━━ Data lines ━━

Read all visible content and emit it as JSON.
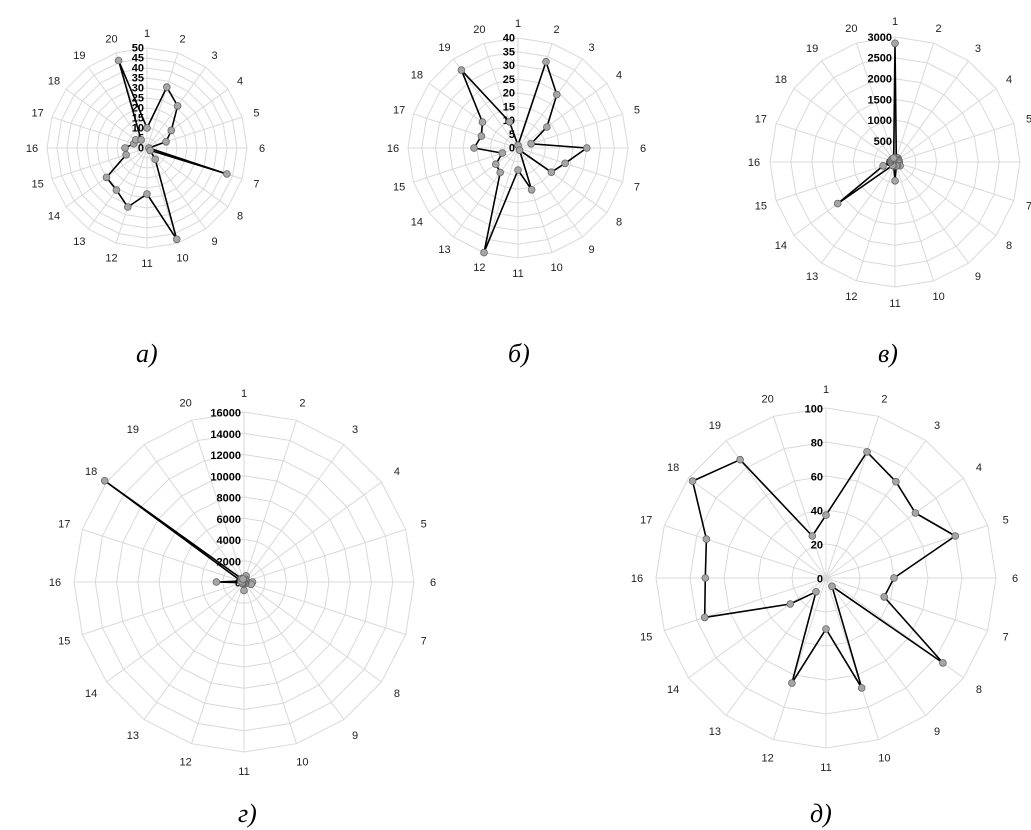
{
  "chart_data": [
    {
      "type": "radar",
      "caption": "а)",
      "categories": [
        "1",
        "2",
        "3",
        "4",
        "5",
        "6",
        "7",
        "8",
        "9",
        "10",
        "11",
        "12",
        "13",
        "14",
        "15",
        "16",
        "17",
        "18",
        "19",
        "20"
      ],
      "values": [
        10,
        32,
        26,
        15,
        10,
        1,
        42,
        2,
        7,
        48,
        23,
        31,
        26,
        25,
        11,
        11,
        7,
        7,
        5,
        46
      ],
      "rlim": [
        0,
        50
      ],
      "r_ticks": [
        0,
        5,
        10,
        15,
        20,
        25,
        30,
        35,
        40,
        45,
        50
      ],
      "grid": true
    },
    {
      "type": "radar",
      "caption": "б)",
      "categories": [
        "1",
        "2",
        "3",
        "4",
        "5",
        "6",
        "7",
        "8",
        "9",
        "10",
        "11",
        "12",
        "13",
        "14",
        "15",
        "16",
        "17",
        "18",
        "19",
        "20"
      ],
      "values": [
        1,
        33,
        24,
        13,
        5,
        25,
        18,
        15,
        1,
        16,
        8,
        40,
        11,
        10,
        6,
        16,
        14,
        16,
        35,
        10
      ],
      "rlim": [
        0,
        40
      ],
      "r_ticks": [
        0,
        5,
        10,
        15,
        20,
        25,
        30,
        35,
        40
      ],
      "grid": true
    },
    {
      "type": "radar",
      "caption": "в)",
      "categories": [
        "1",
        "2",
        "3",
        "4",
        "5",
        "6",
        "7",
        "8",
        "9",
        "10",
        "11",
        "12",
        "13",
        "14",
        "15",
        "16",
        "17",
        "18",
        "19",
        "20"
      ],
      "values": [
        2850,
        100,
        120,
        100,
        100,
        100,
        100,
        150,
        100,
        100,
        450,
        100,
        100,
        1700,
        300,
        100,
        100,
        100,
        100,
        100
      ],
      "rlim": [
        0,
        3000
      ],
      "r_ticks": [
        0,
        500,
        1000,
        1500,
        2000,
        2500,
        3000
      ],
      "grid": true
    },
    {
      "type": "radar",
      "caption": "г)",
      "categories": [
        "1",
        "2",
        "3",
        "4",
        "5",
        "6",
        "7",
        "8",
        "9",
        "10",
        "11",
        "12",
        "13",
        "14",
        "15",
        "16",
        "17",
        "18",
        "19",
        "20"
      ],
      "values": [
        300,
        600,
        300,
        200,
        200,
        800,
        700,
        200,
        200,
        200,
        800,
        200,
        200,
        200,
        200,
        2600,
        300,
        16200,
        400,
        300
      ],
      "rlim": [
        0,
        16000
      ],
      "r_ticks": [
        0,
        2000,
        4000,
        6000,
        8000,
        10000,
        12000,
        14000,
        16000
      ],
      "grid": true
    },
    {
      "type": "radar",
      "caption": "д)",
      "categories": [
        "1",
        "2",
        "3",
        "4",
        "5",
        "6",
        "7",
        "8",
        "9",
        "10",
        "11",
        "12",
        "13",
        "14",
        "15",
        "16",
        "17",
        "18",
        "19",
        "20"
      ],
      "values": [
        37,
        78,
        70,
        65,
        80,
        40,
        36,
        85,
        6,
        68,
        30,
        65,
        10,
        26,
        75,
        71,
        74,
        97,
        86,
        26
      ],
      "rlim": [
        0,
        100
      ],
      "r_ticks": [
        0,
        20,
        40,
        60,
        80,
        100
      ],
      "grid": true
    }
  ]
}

━━━

Above are lines of data; state how many of them contain the word "caption", with no other output.

**Exercise solution**
5